農薬を減らして栽培するのことを減農薬栽培といいますが、そもそも農薬は手間のかかる農業を省力化するために生まれてきたもの。
ですから、用法を守って正しく安全に使えばなんら問題ありません。
しかし、そうはいっても「農薬はなるべくなら使いたくない」というのが世間一般の風潮です。
そこで知恵を絞って登場したのが、土着の天敵昆虫を使って防除する方法です。
土着の昆虫を使うので、安心安全。しかも手間いらず。
活用すべきは、天敵温存植物の利用です。
例えば、害虫の「アブラムシ」。
樹液を吸い作物を弱らせたり、病気を媒介する、きわめてメジャーな害虫です。
アブラムシは対応する農薬は山ほどありますので、それらを使えば簡単に防除できます。
しかし、農薬を使わずに防除、となると意外と手段がないのです。
#必殺の「ヨメノテ」「テデコロース」を使う?(笑)
#いやいやこれらは芋虫には効果的ですが「アブラムシ」はちっちゃくってとても無理(笑)
そこで利用したいのが、土着天敵のショクガタマバエです。
ショクガタマバエは日本どこにでもいる昆虫ですが、これがアブラムシを捕食してくれます。
そのショクガタマバエを寄せて温存してくれるのが「ソルゴー」です。
ソルゴーはサトウキビに似たイネ科の植物。
よくナス畑の周囲にぐるっと植わっているサトウキビみたいなものを見かけたこともあると思います。

════════════════

▶ [作業指示]
1. 減農薬栽培の文章を読み、次の問いに答えなさい。
(a) アブラムシは作物にどのような害を与えると書かれていますか。
(b) アブラムシを捕食する土着天敵として挙げられている昆虫は何ですか。
(c) ソルゴーはどのような植物だと説明されていますか。
2. 減農薬栽培の文章を、最後の文のあとから書き継ぎなさい。
保存された項目は今回の作業には必要ありません。

保存済みの記録:
════════════════

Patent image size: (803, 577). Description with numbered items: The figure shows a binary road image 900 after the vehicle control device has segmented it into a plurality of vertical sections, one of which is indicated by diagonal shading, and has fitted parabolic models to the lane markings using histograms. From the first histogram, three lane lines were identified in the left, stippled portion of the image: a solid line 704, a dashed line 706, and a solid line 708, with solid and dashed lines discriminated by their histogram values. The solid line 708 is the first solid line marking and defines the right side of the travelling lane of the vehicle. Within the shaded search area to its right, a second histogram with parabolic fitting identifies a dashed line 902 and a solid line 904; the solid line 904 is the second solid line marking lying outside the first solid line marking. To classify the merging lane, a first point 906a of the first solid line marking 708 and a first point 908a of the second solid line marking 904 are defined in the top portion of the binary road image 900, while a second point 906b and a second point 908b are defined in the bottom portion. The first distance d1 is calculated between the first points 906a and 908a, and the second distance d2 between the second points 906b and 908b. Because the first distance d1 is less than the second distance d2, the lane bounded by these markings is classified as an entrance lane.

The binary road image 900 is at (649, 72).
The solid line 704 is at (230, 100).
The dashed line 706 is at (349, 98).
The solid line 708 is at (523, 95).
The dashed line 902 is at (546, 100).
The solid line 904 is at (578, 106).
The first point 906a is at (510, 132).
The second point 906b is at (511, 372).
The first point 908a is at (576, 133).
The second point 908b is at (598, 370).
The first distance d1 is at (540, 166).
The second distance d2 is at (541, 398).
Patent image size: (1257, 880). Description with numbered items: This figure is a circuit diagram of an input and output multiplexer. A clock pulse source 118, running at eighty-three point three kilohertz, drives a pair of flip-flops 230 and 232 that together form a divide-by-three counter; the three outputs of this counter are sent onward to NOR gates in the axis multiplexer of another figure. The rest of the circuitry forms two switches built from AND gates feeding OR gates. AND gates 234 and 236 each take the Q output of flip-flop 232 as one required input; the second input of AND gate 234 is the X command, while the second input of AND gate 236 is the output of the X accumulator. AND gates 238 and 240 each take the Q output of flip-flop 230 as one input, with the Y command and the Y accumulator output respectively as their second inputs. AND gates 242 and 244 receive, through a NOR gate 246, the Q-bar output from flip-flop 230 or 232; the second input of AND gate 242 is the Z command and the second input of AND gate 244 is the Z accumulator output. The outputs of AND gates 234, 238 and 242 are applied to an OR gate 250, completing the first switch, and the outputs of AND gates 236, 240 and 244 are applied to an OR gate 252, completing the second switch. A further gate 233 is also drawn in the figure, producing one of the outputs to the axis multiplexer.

════════════════

▶ [解答一覧]
1.
(a) 樹液を吸って作物を弱らせたり、病気を媒介したりする。
(b) ショクガタマバエ。
(c) サトウキビに似たイネ科の植物。

2.
あれがソルゴーです。
背が高いので防風や周囲への農薬飛散防止にも使われる便利な緑肥です。
なお、ソルゴーは同じくアブラムシの天敵「クサカゲロウ」「ヒラタアブ」も温存してくれます。
アブラムシに限ってはほとんど農薬散布の必要がなくなります。
また役目が終わったソルゴーは有機物として鋤きこんで緑肥にもなります。
害虫を自然の力で防除し、最後には肥料にもなる緑肥ソルゴー。
使わない手はないですね。
《ナス栽培のソルゴー利用例》
播種量:ソルゴー300g/10a
播種時期:4月下旬~6月上旬
播種方法:ナス畝の周縁に作畝(畝幅90㎝)し、ソルゴーを2条播きします。
ソルゴーの品種:ミニソルゴー
※なお、ソルゴーの種子は10月下旬から翌年2月まで、新タネの入れ替え時期となります。出荷は例年2月以降となります。